## [Exercise task]
Retype the records below exactly as they appear, but leave out any pictures.

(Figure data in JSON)
------

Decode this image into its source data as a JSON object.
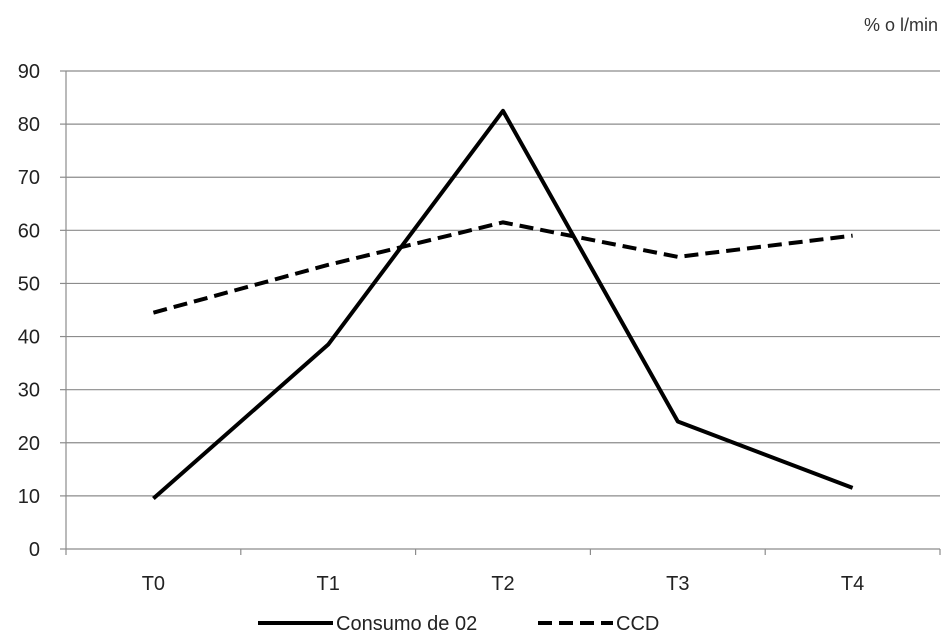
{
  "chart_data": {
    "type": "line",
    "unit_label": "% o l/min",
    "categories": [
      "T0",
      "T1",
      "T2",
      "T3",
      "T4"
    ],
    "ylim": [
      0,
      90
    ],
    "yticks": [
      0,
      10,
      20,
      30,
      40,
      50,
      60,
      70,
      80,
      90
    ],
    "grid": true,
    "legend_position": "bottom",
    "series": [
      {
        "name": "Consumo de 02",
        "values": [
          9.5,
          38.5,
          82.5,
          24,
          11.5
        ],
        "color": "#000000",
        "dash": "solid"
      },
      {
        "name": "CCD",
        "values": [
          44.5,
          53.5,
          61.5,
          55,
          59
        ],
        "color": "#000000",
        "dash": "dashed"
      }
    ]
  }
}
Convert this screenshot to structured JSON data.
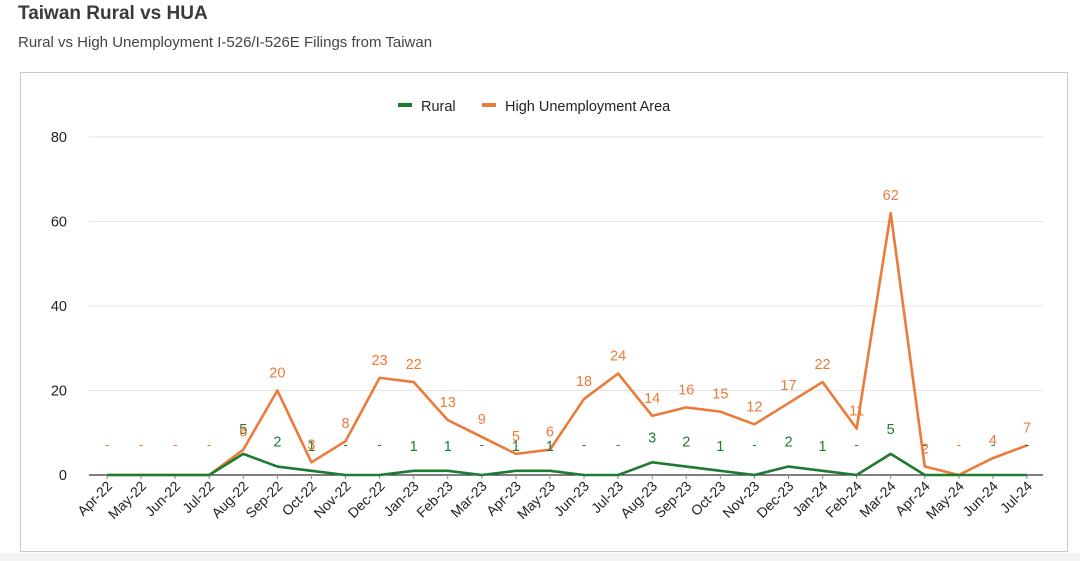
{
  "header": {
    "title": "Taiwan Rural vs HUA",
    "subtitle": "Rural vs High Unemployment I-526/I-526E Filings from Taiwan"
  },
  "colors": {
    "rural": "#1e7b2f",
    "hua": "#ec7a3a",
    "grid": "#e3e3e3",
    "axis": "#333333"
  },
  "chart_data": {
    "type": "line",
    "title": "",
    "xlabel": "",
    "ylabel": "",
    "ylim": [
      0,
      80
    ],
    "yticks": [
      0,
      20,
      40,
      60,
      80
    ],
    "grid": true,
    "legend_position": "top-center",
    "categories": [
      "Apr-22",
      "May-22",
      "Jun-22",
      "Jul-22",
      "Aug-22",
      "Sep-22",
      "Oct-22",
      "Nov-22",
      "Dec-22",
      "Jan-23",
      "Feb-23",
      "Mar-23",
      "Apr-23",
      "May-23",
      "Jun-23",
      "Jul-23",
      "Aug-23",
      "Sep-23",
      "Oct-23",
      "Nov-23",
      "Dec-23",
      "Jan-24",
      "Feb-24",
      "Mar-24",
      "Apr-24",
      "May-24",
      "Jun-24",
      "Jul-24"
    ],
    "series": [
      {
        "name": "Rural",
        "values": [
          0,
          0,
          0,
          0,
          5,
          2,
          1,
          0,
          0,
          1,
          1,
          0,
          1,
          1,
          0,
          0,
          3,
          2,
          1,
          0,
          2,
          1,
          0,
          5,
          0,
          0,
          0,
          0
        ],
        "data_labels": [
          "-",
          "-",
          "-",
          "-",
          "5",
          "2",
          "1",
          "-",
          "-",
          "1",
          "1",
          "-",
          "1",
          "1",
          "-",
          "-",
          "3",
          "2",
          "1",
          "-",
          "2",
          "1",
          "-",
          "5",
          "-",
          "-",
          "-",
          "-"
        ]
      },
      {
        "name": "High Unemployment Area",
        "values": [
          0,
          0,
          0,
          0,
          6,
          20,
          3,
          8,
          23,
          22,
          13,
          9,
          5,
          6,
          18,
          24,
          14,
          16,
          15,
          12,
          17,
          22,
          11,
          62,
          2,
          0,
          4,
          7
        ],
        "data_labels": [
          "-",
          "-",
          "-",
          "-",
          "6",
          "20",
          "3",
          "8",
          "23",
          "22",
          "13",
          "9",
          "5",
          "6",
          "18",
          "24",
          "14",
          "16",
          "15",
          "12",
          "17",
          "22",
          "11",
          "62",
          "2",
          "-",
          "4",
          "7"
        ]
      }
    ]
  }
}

------

## [Task output]
Decode this image into its source data as a JSON object.
{
  "chart_data": {
    "type": "line",
    "unit_label": "% o l/min",
    "categories": [
      "T0",
      "T1",
      "T2",
      "T3",
      "T4"
    ],
    "ylim": [
      0,
      90
    ],
    "yticks": [
      0,
      10,
      20,
      30,
      40,
      50,
      60,
      70,
      80,
      90
    ],
    "grid": true,
    "legend_position": "bottom",
    "series": [
      {
        "name": "Consumo de 02",
        "values": [
          9.5,
          38.5,
          82.5,
          24,
          11.5
        ],
        "color": "#000000",
        "dash": "solid"
      },
      {
        "name": "CCD",
        "values": [
          44.5,
          53.5,
          61.5,
          55,
          59
        ],
        "color": "#000000",
        "dash": "dashed"
      }
    ]
  }
}
Convert this screenshot to structured JSON data.
{
  "header": {
    "title": "Taiwan Rural vs HUA",
    "subtitle": "Rural vs High Unemployment I-526/I-526E Filings from Taiwan"
  },
  "colors": {
    "rural": "#1e7b2f",
    "hua": "#ec7a3a",
    "grid": "#e3e3e3",
    "axis": "#333333"
  },
  "chart_data": {
    "type": "line",
    "title": "",
    "xlabel": "",
    "ylabel": "",
    "ylim": [
      0,
      80
    ],
    "yticks": [
      0,
      20,
      40,
      60,
      80
    ],
    "grid": true,
    "legend_position": "top-center",
    "categories": [
      "Apr-22",
      "May-22",
      "Jun-22",
      "Jul-22",
      "Aug-22",
      "Sep-22",
      "Oct-22",
      "Nov-22",
      "Dec-22",
      "Jan-23",
      "Feb-23",
      "Mar-23",
      "Apr-23",
      "May-23",
      "Jun-23",
      "Jul-23",
      "Aug-23",
      "Sep-23",
      "Oct-23",
      "Nov-23",
      "Dec-23",
      "Jan-24",
      "Feb-24",
      "Mar-24",
      "Apr-24",
      "May-24",
      "Jun-24",
      "Jul-24"
    ],
    "series": [
      {
        "name": "Rural",
        "values": [
          0,
          0,
          0,
          0,
          5,
          2,
          1,
          0,
          0,
          1,
          1,
          0,
          1,
          1,
          0,
          0,
          3,
          2,
          1,
          0,
          2,
          1,
          0,
          5,
          0,
          0,
          0,
          0
        ],
        "data_labels": [
          "-",
          "-",
          "-",
          "-",
          "5",
          "2",
          "1",
          "-",
          "-",
          "1",
          "1",
          "-",
          "1",
          "1",
          "-",
          "-",
          "3",
          "2",
          "1",
          "-",
          "2",
          "1",
          "-",
          "5",
          "-",
          "-",
          "-",
          "-"
        ]
      },
      {
        "name": "High Unemployment Area",
        "values": [
          0,
          0,
          0,
          0,
          6,
          20,
          3,
          8,
          23,
          22,
          13,
          9,
          5,
          6,
          18,
          24,
          14,
          16,
          15,
          12,
          17,
          22,
          11,
          62,
          2,
          0,
          4,
          7
        ],
        "data_labels": [
          "-",
          "-",
          "-",
          "-",
          "6",
          "20",
          "3",
          "8",
          "23",
          "22",
          "13",
          "9",
          "5",
          "6",
          "18",
          "24",
          "14",
          "16",
          "15",
          "12",
          "17",
          "22",
          "11",
          "62",
          "2",
          "-",
          "4",
          "7"
        ]
      }
    ]
  }
}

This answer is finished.